** start **
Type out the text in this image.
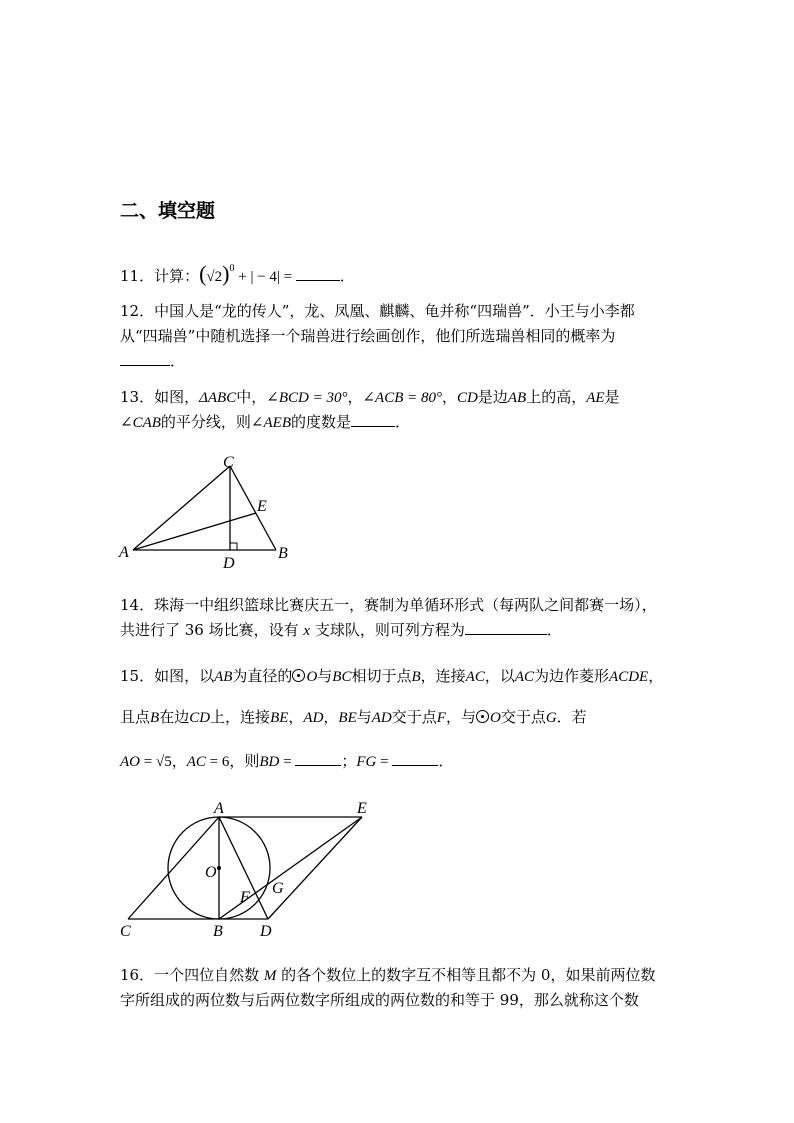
二、填空题
11．计算：$(√2)^0$ + | − 4| =	．
12．中国人是“龙的传人”，龙、凤凰、麒麟、龟并称“四瑞兽”．小王与小李都
从“四瑞兽”中随机选择一个瑞兽进行绘画创作，他们所选瑞兽相同的概率为
．
13．如图，ΔABC中，∠BCD = 30°，∠ACB = 80°，CD是边AB上的高，AE是
∠CAB的平分线，则∠AEB的度数是	．
C
E
A	B
D
14．珠海一中组织篮球比赛庆五一，赛制为单循环形式（每两队之间都赛一场），
共进行了 36 场比赛，设有 x 支球队，则可列方程为	．
15．如图，以AB为直径的 O与BC相切于点B，连接AC，以AC为边作菱形ACDE，
且点B在边CD上，连接BE，AD，BE与AD交于点F，与 O交于点G．若
AO = √5，AC = 6，则BD =	；FG =	．
A	E
O
F
G
C	B D
16．一个四位自然数 M 的各个数位上的数字互不相等且都不为 0，如果前两位数
字所组成的两位数与后两位数字所组成的两位数的和等于 99，那么就称这个数
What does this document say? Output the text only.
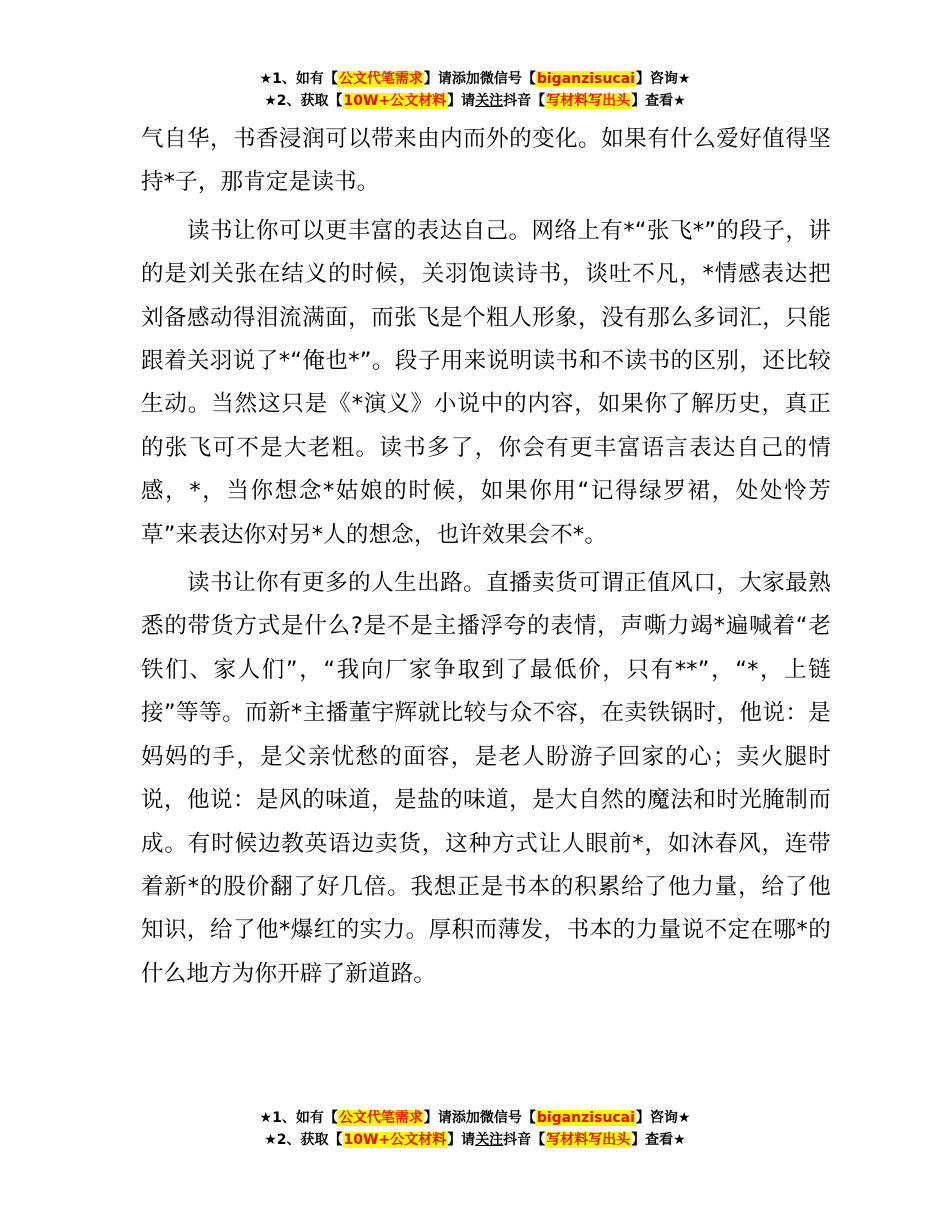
★1、如有【公文代笔需求】请添加微信号【biganzisucai】咨询★
★2、获取【10W+公文材料】请关注抖音【写材料写出头】查看★

气自华，书香浸润可以带来由内而外的变化。如果有什么爱好值得坚持*子，那肯定是读书。

读书让你可以更丰富的表达自己。网络上有*“张飞*”的段子，讲的是刘关张在结义的时候，关羽饱读诗书，谈吐不凡，*情感表达把刘备感动得泪流满面，而张飞是个粗人形象，没有那么多词汇，只能跟着关羽说了*“俺也*”。段子用来说明读书和不读书的区别，还比较生动。当然这只是《*演义》小说中的内容，如果你了解历史，真正的张飞可不是大老粗。读书多了，你会有更丰富语言表达自己的情感，*，当你想念*姑娘的时候，如果你用“记得绿罗裙，处处怜芳草”来表达你对另*人的想念，也许效果会不*。

读书让你有更多的人生出路。直播卖货可谓正值风口，大家最熟悉的带货方式是什么?是不是主播浮夸的表情，声嘶力竭*遍喊着“老铁们、家人们”，“我向厂家争取到了最低价，只有**”，“*，上链接”等等。而新*主播董宇辉就比较与众不容，在卖铁锅时，他说：是妈妈的手，是父亲忧愁的面容，是老人盼游子回家的心；卖火腿时说，他说：是风的味道，是盐的味道，是大自然的魔法和时光腌制而成。有时候边教英语边卖货，这种方式让人眼前*，如沐春风，连带着新*的股价翻了好几倍。我想正是书本的积累给了他力量，给了他知识，给了他*爆红的实力。厚积而薄发，书本的力量说不定在哪*的什么地方为你开辟了新道路。

★1、如有【公文代笔需求】请添加微信号【biganzisucai】咨询★
★2、获取【10W+公文材料】请关注抖音【写材料写出头】查看★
** end **
- _What you need to do_
Read the lines above. Gather those in which the string "text" is found.

- _Task response_
Type out the text in this image.
What does this document say? Output the text only.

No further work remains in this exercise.